Records supplied:
○ ○ ○ ○ ○

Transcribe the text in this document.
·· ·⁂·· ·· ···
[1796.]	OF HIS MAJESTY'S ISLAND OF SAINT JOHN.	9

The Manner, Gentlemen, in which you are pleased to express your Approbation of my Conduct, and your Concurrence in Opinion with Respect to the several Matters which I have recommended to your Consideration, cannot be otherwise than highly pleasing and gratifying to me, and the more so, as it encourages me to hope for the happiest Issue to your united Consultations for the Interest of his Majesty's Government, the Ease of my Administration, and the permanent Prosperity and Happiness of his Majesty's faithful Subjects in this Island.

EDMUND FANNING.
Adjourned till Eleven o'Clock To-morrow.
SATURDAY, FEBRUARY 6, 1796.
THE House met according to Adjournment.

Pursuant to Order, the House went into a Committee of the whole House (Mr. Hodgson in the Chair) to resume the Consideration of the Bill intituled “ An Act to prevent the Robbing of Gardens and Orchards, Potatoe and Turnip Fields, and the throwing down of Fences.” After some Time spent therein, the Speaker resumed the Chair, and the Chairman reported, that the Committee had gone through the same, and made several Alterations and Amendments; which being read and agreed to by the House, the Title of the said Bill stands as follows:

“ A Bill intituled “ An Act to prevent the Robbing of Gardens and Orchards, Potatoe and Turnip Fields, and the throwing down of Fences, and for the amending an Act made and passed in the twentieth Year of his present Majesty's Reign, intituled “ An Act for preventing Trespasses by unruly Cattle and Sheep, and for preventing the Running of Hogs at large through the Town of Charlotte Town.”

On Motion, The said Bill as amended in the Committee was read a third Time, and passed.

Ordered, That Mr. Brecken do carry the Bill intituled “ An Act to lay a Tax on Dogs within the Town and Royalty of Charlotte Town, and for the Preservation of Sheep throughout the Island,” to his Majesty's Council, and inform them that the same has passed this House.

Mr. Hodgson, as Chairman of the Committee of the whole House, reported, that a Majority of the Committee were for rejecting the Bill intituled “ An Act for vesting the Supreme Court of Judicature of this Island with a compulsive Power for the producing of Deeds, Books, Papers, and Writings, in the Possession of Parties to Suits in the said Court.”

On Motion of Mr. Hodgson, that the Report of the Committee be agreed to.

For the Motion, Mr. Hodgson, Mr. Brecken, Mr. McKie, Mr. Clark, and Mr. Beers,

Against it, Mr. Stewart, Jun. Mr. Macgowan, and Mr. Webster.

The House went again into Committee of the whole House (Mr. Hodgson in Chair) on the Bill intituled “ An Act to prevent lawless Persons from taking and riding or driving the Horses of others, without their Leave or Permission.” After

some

○ ○ ○ ○ ○

Set exercise: From the data, list each line in which the string "Motion" appears.

Result of the task:
On Motion, The said Bill as amended in the Committee was read a third Time, and passed.
On Motion of Mr. Hodgson, that the Report of the Committee be agreed to.
For the Motion, Mr. Hodgson, Mr. Brecken, Mr. McKie, Mr. Clark, and Mr. Beers,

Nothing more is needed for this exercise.